◆ Problem requirements ◆
Pick out the lines below with "للأول" and list them.

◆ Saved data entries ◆
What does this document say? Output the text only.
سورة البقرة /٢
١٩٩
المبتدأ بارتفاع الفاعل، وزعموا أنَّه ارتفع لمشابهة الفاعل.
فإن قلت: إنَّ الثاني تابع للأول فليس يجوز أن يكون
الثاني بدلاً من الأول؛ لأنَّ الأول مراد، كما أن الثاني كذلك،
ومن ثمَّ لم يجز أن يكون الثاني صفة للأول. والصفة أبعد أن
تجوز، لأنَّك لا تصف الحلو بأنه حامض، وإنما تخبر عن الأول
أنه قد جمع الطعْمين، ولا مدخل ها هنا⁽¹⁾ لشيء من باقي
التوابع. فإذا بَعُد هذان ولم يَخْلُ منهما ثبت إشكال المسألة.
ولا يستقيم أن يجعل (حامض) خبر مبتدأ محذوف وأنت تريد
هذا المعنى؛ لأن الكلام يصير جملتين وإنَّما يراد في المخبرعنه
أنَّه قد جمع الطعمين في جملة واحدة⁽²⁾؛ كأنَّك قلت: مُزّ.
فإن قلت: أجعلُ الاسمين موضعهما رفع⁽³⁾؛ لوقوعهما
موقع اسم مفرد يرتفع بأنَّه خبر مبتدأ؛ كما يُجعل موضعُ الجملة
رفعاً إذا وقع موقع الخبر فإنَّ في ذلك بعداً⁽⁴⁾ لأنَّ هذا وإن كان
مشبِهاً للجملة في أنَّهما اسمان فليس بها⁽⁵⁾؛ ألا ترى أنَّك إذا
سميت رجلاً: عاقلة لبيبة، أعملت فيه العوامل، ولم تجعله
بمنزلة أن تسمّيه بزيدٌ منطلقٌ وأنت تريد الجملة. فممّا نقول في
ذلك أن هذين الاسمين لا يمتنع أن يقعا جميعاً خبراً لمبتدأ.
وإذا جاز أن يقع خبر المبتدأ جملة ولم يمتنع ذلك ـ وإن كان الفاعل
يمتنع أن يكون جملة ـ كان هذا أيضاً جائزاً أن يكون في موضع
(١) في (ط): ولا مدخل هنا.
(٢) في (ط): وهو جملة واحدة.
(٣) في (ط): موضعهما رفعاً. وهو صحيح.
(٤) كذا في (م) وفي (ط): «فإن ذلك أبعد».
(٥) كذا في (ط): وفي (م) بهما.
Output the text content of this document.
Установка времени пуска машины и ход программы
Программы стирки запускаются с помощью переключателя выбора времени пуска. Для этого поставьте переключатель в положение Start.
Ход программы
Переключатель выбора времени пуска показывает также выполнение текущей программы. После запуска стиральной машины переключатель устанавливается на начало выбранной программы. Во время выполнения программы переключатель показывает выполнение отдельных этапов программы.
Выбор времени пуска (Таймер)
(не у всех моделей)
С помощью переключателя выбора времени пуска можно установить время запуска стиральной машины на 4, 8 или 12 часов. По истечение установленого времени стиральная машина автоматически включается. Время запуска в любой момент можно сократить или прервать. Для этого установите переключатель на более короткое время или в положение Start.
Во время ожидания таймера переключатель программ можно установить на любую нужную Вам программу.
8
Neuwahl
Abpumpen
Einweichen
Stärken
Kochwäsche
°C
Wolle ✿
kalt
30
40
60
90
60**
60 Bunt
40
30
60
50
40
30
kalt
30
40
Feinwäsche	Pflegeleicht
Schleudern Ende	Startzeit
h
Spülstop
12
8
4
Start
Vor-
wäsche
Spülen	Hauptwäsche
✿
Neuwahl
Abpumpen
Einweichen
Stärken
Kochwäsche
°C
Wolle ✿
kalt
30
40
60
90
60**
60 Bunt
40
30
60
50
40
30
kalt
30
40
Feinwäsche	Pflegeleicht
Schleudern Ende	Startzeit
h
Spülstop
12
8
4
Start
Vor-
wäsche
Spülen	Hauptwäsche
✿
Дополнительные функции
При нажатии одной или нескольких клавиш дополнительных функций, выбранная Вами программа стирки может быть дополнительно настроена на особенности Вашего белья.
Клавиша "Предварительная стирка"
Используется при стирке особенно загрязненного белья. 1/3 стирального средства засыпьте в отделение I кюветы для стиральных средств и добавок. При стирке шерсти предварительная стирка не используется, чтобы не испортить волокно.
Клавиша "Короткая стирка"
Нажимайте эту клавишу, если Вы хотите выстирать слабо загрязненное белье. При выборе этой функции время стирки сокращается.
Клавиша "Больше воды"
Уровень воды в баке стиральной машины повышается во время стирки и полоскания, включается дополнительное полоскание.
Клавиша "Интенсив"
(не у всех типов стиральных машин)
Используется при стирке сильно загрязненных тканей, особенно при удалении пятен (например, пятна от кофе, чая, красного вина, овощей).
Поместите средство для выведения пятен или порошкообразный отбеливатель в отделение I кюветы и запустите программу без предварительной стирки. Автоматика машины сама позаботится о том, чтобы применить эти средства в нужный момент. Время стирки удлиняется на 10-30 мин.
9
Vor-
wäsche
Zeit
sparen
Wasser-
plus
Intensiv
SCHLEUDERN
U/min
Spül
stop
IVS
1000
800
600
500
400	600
* * *
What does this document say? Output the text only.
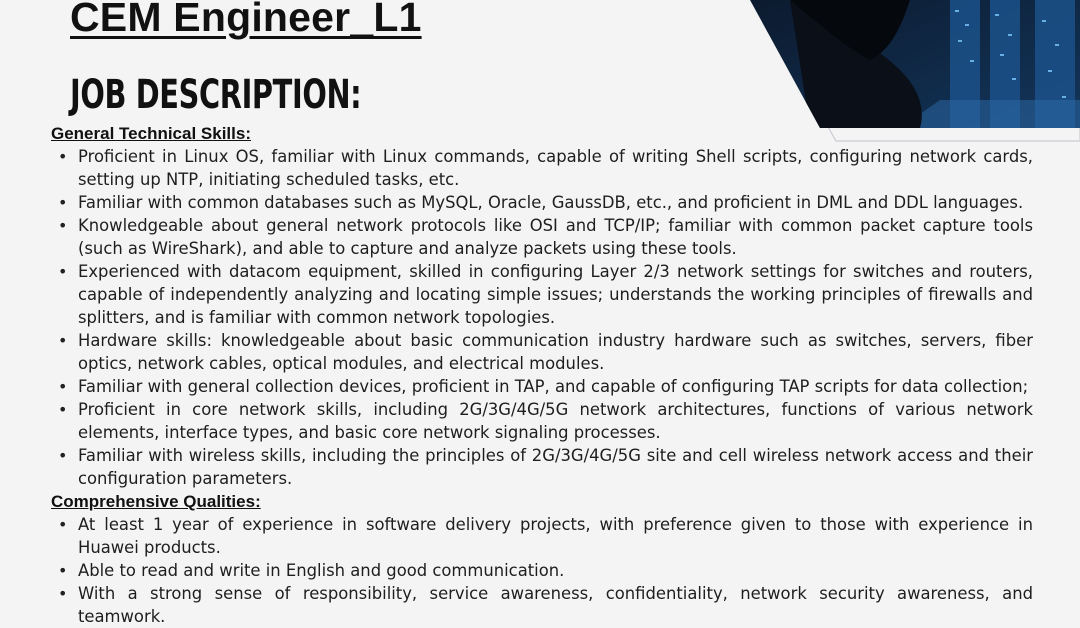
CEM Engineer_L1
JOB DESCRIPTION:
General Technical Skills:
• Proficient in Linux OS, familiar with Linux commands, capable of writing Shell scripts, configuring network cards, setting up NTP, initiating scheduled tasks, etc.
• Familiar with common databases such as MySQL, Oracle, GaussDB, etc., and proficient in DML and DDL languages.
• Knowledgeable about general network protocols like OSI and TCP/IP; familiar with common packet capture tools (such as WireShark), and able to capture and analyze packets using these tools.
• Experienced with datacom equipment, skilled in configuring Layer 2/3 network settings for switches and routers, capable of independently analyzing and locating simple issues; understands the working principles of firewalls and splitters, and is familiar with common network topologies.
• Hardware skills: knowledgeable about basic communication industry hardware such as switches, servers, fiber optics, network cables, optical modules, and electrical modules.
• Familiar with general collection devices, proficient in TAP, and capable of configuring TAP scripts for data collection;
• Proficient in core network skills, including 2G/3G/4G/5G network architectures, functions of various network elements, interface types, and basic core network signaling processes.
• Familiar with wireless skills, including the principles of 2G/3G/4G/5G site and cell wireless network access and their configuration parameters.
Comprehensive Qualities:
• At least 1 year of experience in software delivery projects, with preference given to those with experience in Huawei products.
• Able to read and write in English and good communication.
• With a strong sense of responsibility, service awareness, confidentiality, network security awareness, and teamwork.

◆ Response ◆
فإن قلت: إنَّ الثاني تابع للأول فليس يجوز أن يكون
ومن ثمَّ لم يجز أن يكون الثاني صفة للأول. والصفة أبعد أن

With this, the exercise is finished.